[Spatial layout data]
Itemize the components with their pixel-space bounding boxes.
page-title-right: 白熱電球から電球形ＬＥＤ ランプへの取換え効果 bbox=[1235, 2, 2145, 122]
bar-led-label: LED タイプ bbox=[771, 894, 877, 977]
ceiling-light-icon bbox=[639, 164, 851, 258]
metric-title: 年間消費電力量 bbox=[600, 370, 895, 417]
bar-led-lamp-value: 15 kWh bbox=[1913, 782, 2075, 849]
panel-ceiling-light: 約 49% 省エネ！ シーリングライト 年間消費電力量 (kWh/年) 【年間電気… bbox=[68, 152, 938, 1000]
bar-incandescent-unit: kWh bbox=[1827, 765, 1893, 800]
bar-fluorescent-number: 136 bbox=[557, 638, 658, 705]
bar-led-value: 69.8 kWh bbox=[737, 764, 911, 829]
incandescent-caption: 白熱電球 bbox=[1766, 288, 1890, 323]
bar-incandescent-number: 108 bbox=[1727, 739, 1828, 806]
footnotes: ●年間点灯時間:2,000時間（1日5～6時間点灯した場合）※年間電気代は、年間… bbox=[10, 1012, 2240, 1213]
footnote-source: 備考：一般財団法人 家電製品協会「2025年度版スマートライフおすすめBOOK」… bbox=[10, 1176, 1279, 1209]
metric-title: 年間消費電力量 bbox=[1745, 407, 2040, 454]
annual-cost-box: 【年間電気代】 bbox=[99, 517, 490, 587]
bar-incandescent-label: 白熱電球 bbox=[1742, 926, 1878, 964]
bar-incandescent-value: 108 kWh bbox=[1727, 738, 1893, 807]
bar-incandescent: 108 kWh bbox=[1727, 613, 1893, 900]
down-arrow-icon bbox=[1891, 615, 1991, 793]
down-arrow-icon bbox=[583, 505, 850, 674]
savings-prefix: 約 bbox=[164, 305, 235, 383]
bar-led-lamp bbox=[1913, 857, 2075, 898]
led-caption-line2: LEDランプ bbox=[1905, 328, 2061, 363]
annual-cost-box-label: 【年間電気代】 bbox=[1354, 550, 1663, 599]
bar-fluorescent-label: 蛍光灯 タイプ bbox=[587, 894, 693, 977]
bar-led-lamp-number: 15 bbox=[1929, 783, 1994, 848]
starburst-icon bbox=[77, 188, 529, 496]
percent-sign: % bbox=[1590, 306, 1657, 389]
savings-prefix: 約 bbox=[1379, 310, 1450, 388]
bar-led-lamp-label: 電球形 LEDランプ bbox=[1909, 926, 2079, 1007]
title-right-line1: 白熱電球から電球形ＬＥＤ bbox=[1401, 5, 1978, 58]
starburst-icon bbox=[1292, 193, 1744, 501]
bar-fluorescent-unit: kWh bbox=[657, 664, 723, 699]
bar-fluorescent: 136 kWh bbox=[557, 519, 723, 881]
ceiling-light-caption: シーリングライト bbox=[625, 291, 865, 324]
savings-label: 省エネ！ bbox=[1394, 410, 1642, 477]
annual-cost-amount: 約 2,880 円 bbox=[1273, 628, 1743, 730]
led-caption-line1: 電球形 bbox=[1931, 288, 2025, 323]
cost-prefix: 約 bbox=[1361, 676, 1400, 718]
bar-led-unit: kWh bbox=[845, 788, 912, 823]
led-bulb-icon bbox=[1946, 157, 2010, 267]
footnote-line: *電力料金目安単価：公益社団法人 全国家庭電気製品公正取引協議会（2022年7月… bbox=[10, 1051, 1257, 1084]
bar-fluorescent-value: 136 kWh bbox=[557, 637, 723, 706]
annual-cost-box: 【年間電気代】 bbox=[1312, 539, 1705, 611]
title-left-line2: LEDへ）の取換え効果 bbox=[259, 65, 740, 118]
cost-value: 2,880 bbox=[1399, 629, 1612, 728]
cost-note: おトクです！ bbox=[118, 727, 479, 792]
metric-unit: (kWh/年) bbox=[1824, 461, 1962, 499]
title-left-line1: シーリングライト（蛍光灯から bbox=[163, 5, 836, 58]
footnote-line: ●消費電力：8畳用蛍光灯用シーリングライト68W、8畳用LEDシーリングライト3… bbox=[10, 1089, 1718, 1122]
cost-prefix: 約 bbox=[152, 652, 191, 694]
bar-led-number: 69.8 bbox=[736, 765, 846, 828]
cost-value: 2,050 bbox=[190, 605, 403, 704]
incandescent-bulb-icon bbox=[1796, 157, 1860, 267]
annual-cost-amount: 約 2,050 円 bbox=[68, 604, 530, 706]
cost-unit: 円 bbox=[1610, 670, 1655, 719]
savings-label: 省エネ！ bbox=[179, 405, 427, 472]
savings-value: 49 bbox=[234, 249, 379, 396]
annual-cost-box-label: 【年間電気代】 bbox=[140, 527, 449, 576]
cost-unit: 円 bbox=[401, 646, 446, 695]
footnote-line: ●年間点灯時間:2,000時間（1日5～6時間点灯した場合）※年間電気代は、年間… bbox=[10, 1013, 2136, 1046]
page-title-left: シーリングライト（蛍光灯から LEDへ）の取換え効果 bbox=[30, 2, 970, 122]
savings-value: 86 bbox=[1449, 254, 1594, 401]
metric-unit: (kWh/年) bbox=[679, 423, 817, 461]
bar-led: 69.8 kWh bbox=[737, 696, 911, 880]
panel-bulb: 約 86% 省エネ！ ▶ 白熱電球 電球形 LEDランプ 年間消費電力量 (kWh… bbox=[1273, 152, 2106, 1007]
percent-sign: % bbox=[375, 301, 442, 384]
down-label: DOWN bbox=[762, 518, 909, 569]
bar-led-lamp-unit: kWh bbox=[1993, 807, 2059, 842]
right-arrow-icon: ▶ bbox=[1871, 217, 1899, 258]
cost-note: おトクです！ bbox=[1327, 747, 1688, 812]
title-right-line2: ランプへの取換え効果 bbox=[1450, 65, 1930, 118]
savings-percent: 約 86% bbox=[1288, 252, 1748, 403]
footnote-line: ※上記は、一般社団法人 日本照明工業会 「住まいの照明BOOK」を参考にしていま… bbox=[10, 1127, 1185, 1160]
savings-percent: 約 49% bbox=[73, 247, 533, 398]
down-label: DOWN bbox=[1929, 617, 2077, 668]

*Exercise description*.
Reproduce the entire listing above line for line, with no changes.

*Answer*.
Itemize the components with their pixel-space bounding boxes.
page-title-right: 白熱電球から電球形ＬＥＤ ランプへの取換え効果 bbox=[1235, 2, 2145, 122]
bar-led-label: LED タイプ bbox=[771, 894, 877, 977]
ceiling-light-icon bbox=[639, 164, 851, 258]
metric-title: 年間消費電力量 bbox=[600, 370, 895, 417]
bar-led-lamp-value: 15 kWh bbox=[1913, 782, 2075, 849]
panel-ceiling-light: 約 49% 省エネ！ シーリングライト 年間消費電力量 (kWh/年) 【年間電気… bbox=[68, 152, 938, 1000]
bar-incandescent-unit: kWh bbox=[1827, 765, 1893, 800]
bar-fluorescent-number: 136 bbox=[557, 638, 658, 705]
bar-led-value: 69.8 kWh bbox=[737, 764, 911, 829]
incandescent-caption: 白熱電球 bbox=[1766, 288, 1890, 323]
bar-incandescent-number: 108 bbox=[1727, 739, 1828, 806]
footnotes: ●年間点灯時間:2,000時間（1日5～6時間点灯した場合）※年間電気代は、年間… bbox=[10, 1012, 2240, 1213]
footnote-source: 備考：一般財団法人 家電製品協会「2025年度版スマートライフおすすめBOOK」… bbox=[10, 1176, 1279, 1209]
metric-title: 年間消費電力量 bbox=[1745, 407, 2040, 454]
annual-cost-box: 【年間電気代】 bbox=[99, 517, 490, 587]
bar-incandescent-label: 白熱電球 bbox=[1742, 926, 1878, 964]
bar-incandescent-value: 108 kWh bbox=[1727, 738, 1893, 807]
bar-incandescent: 108 kWh bbox=[1727, 613, 1893, 900]
down-arrow-icon bbox=[1891, 615, 1991, 793]
down-arrow-icon bbox=[583, 505, 850, 674]
savings-prefix: 約 bbox=[164, 305, 235, 383]
bar-led-lamp bbox=[1913, 857, 2075, 898]
led-caption-line2: LEDランプ bbox=[1905, 328, 2061, 363]
annual-cost-box-label: 【年間電気代】 bbox=[1354, 550, 1663, 599]
bar-fluorescent-label: 蛍光灯 タイプ bbox=[587, 894, 693, 977]
bar-led-lamp-number: 15 bbox=[1929, 783, 1994, 848]
starburst-icon bbox=[77, 188, 529, 496]
percent-sign: % bbox=[1590, 306, 1657, 389]
savings-prefix: 約 bbox=[1379, 310, 1450, 388]
bar-led-lamp-label: 電球形 LEDランプ bbox=[1909, 926, 2079, 1007]
title-right-line1: 白熱電球から電球形ＬＥＤ bbox=[1401, 5, 1978, 58]
starburst-icon bbox=[1292, 193, 1744, 501]
bar-fluorescent-unit: kWh bbox=[657, 664, 723, 699]
bar-fluorescent: 136 kWh bbox=[557, 519, 723, 881]
ceiling-light-caption: シーリングライト bbox=[625, 291, 865, 324]
savings-label: 省エネ！ bbox=[1394, 410, 1642, 477]
annual-cost-amount: 約 2,880 円 bbox=[1273, 628, 1743, 730]
led-caption-line1: 電球形 bbox=[1931, 288, 2025, 323]
cost-prefix: 約 bbox=[1361, 676, 1400, 718]
bar-led-unit: kWh bbox=[845, 788, 912, 823]
led-bulb-icon bbox=[1946, 157, 2010, 267]
footnote-line: *電力料金目安単価：公益社団法人 全国家庭電気製品公正取引協議会（2022年7月… bbox=[10, 1051, 1257, 1084]
bar-fluorescent-value: 136 kWh bbox=[557, 637, 723, 706]
annual-cost-box: 【年間電気代】 bbox=[1312, 539, 1705, 611]
title-left-line2: LEDへ）の取換え効果 bbox=[259, 65, 740, 118]
cost-value: 2,880 bbox=[1399, 629, 1612, 728]
cost-note: おトクです！ bbox=[118, 727, 479, 792]
metric-unit: (kWh/年) bbox=[1824, 461, 1962, 499]
title-left-line1: シーリングライト（蛍光灯から bbox=[163, 5, 836, 58]
footnote-line: ●消費電力：8畳用蛍光灯用シーリングライト68W、8畳用LEDシーリングライト3… bbox=[10, 1089, 1718, 1122]
cost-prefix: 約 bbox=[152, 652, 191, 694]
bar-led-number: 69.8 bbox=[736, 765, 846, 828]
cost-value: 2,050 bbox=[190, 605, 403, 704]
incandescent-bulb-icon bbox=[1796, 157, 1860, 267]
annual-cost-amount: 約 2,050 円 bbox=[68, 604, 530, 706]
cost-unit: 円 bbox=[1610, 670, 1655, 719]
savings-label: 省エネ！ bbox=[179, 405, 427, 472]
savings-value: 49 bbox=[234, 249, 379, 396]
annual-cost-box-label: 【年間電気代】 bbox=[140, 527, 449, 576]
cost-unit: 円 bbox=[401, 646, 446, 695]
footnote-line: ●年間点灯時間:2,000時間（1日5～6時間点灯した場合）※年間電気代は、年間… bbox=[10, 1013, 2136, 1046]
page-title-left: シーリングライト（蛍光灯から LEDへ）の取換え効果 bbox=[30, 2, 970, 122]
savings-value: 86 bbox=[1449, 254, 1594, 401]
metric-unit: (kWh/年) bbox=[679, 423, 817, 461]
bar-led: 69.8 kWh bbox=[737, 696, 911, 880]
panel-bulb: 約 86% 省エネ！ ▶ 白熱電球 電球形 LEDランプ 年間消費電力量 (kWh… bbox=[1273, 152, 2106, 1007]
percent-sign: % bbox=[375, 301, 442, 384]
down-label: DOWN bbox=[762, 518, 909, 569]
bar-led-lamp-unit: kWh bbox=[1993, 807, 2059, 842]
right-arrow-icon: ▶ bbox=[1871, 217, 1899, 258]
cost-note: おトクです！ bbox=[1327, 747, 1688, 812]
title-right-line2: ランプへの取換え効果 bbox=[1450, 65, 1930, 118]
savings-percent: 約 86% bbox=[1288, 252, 1748, 403]
footnote-line: ※上記は、一般社団法人 日本照明工業会 「住まいの照明BOOK」を参考にしていま… bbox=[10, 1127, 1185, 1160]
savings-percent: 約 49% bbox=[73, 247, 533, 398]
down-label: DOWN bbox=[1929, 617, 2077, 668]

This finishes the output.